- [Description of the task]:
Extract the full set of records that follows, word for word.

%%

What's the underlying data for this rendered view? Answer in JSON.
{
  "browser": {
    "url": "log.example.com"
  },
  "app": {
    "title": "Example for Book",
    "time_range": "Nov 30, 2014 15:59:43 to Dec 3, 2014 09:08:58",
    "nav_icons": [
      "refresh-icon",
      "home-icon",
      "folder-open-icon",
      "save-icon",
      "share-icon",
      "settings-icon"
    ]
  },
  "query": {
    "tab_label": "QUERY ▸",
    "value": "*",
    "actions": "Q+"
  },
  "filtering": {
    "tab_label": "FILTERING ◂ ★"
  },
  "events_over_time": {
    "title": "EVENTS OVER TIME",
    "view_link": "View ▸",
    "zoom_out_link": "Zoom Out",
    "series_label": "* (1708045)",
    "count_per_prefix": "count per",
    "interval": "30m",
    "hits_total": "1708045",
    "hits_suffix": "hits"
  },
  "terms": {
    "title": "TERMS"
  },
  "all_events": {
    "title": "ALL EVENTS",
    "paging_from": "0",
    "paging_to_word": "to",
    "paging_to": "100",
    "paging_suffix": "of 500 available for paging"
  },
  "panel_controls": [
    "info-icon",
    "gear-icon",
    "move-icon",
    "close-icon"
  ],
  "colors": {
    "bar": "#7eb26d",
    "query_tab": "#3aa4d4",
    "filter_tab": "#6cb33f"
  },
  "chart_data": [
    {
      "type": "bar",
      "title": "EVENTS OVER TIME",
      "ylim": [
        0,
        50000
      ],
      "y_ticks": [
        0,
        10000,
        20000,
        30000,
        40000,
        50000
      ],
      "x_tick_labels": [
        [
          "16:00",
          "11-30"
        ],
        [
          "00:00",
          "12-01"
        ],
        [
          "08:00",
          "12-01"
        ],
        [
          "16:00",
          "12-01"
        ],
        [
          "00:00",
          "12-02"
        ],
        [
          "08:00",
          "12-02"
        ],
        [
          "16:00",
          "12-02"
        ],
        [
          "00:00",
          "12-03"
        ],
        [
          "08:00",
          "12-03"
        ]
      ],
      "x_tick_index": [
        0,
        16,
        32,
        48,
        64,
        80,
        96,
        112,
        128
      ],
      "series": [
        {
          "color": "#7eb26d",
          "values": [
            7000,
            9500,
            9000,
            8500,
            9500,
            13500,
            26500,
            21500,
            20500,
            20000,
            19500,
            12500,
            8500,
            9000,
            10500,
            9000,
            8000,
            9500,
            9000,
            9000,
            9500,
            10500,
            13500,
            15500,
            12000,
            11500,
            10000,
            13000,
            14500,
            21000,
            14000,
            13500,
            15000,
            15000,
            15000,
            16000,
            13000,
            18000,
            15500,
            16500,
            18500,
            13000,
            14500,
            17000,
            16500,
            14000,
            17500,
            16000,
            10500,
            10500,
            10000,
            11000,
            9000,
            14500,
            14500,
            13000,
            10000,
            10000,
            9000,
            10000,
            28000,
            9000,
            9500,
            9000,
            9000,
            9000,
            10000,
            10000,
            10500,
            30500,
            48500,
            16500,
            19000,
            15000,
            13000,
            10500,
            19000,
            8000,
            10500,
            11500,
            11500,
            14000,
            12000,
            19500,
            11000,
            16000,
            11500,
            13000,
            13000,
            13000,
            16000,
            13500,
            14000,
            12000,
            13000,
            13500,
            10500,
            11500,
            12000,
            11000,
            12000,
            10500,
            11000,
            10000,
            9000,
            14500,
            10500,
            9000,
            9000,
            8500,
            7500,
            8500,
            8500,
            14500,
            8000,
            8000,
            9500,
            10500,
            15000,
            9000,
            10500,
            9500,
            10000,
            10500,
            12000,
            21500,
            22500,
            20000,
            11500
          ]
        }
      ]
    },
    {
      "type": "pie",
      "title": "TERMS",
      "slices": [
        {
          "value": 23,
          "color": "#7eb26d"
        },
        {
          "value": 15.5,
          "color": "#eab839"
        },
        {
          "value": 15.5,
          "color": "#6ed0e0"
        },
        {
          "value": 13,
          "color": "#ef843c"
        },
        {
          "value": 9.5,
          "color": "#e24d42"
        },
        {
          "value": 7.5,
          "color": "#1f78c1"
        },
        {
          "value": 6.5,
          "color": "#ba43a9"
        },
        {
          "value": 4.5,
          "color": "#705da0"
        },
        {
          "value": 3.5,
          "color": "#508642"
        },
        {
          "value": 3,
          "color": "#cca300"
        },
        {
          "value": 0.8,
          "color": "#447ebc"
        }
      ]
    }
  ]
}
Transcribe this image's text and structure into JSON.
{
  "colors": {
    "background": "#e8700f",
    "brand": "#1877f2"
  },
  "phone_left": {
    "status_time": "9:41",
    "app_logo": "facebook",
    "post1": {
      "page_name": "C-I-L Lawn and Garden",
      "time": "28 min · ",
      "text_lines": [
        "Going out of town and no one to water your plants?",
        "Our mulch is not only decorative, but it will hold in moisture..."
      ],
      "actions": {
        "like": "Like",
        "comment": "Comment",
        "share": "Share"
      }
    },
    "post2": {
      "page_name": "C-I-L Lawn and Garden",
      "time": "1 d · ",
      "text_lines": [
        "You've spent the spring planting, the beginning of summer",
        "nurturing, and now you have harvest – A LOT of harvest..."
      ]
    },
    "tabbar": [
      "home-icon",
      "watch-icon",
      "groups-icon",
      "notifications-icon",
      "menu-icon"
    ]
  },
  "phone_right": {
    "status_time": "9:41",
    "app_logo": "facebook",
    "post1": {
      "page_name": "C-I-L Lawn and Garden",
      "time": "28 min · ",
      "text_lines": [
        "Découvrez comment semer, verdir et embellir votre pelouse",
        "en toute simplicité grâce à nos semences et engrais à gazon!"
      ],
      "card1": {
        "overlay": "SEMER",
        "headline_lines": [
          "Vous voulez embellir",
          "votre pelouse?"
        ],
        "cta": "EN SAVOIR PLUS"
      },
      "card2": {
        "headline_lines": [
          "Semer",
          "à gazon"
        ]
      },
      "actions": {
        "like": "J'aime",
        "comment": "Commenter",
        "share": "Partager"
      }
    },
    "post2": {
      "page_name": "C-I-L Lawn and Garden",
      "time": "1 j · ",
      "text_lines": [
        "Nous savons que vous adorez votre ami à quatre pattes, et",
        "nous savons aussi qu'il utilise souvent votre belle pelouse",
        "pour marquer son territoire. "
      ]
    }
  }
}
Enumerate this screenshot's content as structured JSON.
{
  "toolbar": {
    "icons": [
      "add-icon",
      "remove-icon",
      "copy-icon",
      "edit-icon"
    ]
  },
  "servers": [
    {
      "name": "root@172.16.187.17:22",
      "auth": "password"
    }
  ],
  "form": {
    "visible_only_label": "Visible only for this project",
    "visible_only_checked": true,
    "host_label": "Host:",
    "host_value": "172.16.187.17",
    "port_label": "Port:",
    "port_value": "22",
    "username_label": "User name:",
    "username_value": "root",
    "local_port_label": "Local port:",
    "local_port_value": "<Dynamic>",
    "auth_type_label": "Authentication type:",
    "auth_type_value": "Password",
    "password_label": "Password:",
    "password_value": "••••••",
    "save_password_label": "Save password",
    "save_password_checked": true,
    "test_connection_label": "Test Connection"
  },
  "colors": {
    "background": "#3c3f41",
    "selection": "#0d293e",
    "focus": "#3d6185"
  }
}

%%

- [Finished answer]:
What's the underlying data for this rendered view? Answer in JSON.
{
  "browser": {
    "url": "log.example.com"
  },
  "app": {
    "title": "Example for Book",
    "time_range": "Nov 30, 2014 15:59:43 to Dec 3, 2014 09:08:58",
    "nav_icons": [
      "refresh-icon",
      "home-icon",
      "folder-open-icon",
      "save-icon",
      "share-icon",
      "settings-icon"
    ]
  },
  "query": {
    "tab_label": "QUERY ▸",
    "value": "*",
    "actions": "Q+"
  },
  "filtering": {
    "tab_label": "FILTERING ◂ ★"
  },
  "events_over_time": {
    "title": "EVENTS OVER TIME",
    "view_link": "View ▸",
    "zoom_out_link": "Zoom Out",
    "series_label": "* (1708045)",
    "count_per_prefix": "count per",
    "interval": "30m",
    "hits_total": "1708045",
    "hits_suffix": "hits"
  },
  "terms": {
    "title": "TERMS"
  },
  "all_events": {
    "title": "ALL EVENTS",
    "paging_from": "0",
    "paging_to_word": "to",
    "paging_to": "100",
    "paging_suffix": "of 500 available for paging"
  },
  "panel_controls": [
    "info-icon",
    "gear-icon",
    "move-icon",
    "close-icon"
  ],
  "colors": {
    "bar": "#7eb26d",
    "query_tab": "#3aa4d4",
    "filter_tab": "#6cb33f"
  },
  "chart_data": [
    {
      "type": "bar",
      "title": "EVENTS OVER TIME",
      "ylim": [
        0,
        50000
      ],
      "y_ticks": [
        0,
        10000,
        20000,
        30000,
        40000,
        50000
      ],
      "x_tick_labels": [
        [
          "16:00",
          "11-30"
        ],
        [
          "00:00",
          "12-01"
        ],
        [
          "08:00",
          "12-01"
        ],
        [
          "16:00",
          "12-01"
        ],
        [
          "00:00",
          "12-02"
        ],
        [
          "08:00",
          "12-02"
        ],
        [
          "16:00",
          "12-02"
        ],
        [
          "00:00",
          "12-03"
        ],
        [
          "08:00",
          "12-03"
        ]
      ],
      "x_tick_index": [
        0,
        16,
        32,
        48,
        64,
        80,
        96,
        112,
        128
      ],
      "series": [
        {
          "color": "#7eb26d",
          "values": [
            7000,
            9500,
            9000,
            8500,
            9500,
            13500,
            26500,
            21500,
            20500,
            20000,
            19500,
            12500,
            8500,
            9000,
            10500,
            9000,
            8000,
            9500,
            9000,
            9000,
            9500,
            10500,
            13500,
            15500,
            12000,
            11500,
            10000,
            13000,
            14500,
            21000,
            14000,
            13500,
            15000,
            15000,
            15000,
            16000,
            13000,
            18000,
            15500,
            16500,
            18500,
            13000,
            14500,
            17000,
            16500,
            14000,
            17500,
            16000,
            10500,
            10500,
            10000,
            11000,
            9000,
            14500,
            14500,
            13000,
            10000,
            10000,
            9000,
            10000,
            28000,
            9000,
            9500,
            9000,
            9000,
            9000,
            10000,
            10000,
            10500,
            30500,
            48500,
            16500,
            19000,
            15000,
            13000,
            10500,
            19000,
            8000,
            10500,
            11500,
            11500,
            14000,
            12000,
            19500,
            11000,
            16000,
            11500,
            13000,
            13000,
            13000,
            16000,
            13500,
            14000,
            12000,
            13000,
            13500,
            10500,
            11500,
            12000,
            11000,
            12000,
            10500,
            11000,
            10000,
            9000,
            14500,
            10500,
            9000,
            9000,
            8500,
            7500,
            8500,
            8500,
            14500,
            8000,
            8000,
            9500,
            10500,
            15000,
            9000,
            10500,
            9500,
            10000,
            10500,
            12000,
            21500,
            22500,
            20000,
            11500
          ]
        }
      ]
    },
    {
      "type": "pie",
      "title": "TERMS",
      "slices": [
        {
          "value": 23,
          "color": "#7eb26d"
        },
        {
          "value": 15.5,
          "color": "#eab839"
        },
        {
          "value": 15.5,
          "color": "#6ed0e0"
        },
        {
          "value": 13,
          "color": "#ef843c"
        },
        {
          "value": 9.5,
          "color": "#e24d42"
        },
        {
          "value": 7.5,
          "color": "#1f78c1"
        },
        {
          "value": 6.5,
          "color": "#ba43a9"
        },
        {
          "value": 4.5,
          "color": "#705da0"
        },
        {
          "value": 3.5,
          "color": "#508642"
        },
        {
          "value": 3,
          "color": "#cca300"
        },
        {
          "value": 0.8,
          "color": "#447ebc"
        }
      ]
    }
  ]
}
Transcribe this image's text and structure into JSON.
{
  "colors": {
    "background": "#e8700f",
    "brand": "#1877f2"
  },
  "phone_left": {
    "status_time": "9:41",
    "app_logo": "facebook",
    "post1": {
      "page_name": "C-I-L Lawn and Garden",
      "time": "28 min · ",
      "text_lines": [
        "Going out of town and no one to water your plants?",
        "Our mulch is not only decorative, but it will hold in moisture..."
      ],
      "actions": {
        "like": "Like",
        "comment": "Comment",
        "share": "Share"
      }
    },
    "post2": {
      "page_name": "C-I-L Lawn and Garden",
      "time": "1 d · ",
      "text_lines": [
        "You've spent the spring planting, the beginning of summer",
        "nurturing, and now you have harvest – A LOT of harvest..."
      ]
    },
    "tabbar": [
      "home-icon",
      "watch-icon",
      "groups-icon",
      "notifications-icon",
      "menu-icon"
    ]
  },
  "phone_right": {
    "status_time": "9:41",
    "app_logo": "facebook",
    "post1": {
      "page_name": "C-I-L Lawn and Garden",
      "time": "28 min · ",
      "text_lines": [
        "Découvrez comment semer, verdir et embellir votre pelouse",
        "en toute simplicité grâce à nos semences et engrais à gazon!"
      ],
      "card1": {
        "overlay": "SEMER",
        "headline_lines": [
          "Vous voulez embellir",
          "votre pelouse?"
        ],
        "cta": "EN SAVOIR PLUS"
      },
      "card2": {
        "headline_lines": [
          "Semer",
          "à gazon"
        ]
      },
      "actions": {
        "like": "J'aime",
        "comment": "Commenter",
        "share": "Partager"
      }
    },
    "post2": {
      "page_name": "C-I-L Lawn and Garden",
      "time": "1 j · ",
      "text_lines": [
        "Nous savons que vous adorez votre ami à quatre pattes, et",
        "nous savons aussi qu'il utilise souvent votre belle pelouse",
        "pour marquer son territoire. "
      ]
    }
  }
}
Enumerate this screenshot's content as structured JSON.
{
  "toolbar": {
    "icons": [
      "add-icon",
      "remove-icon",
      "copy-icon",
      "edit-icon"
    ]
  },
  "servers": [
    {
      "name": "root@172.16.187.17:22",
      "auth": "password"
    }
  ],
  "form": {
    "visible_only_label": "Visible only for this project",
    "visible_only_checked": true,
    "host_label": "Host:",
    "host_value": "172.16.187.17",
    "port_label": "Port:",
    "port_value": "22",
    "username_label": "User name:",
    "username_value": "root",
    "local_port_label": "Local port:",
    "local_port_value": "<Dynamic>",
    "auth_type_label": "Authentication type:",
    "auth_type_value": "Password",
    "password_label": "Password:",
    "password_value": "••••••",
    "save_password_label": "Save password",
    "save_password_checked": true,
    "test_connection_label": "Test Connection"
  },
  "colors": {
    "background": "#3c3f41",
    "selection": "#0d293e",
    "focus": "#3d6185"
  }
}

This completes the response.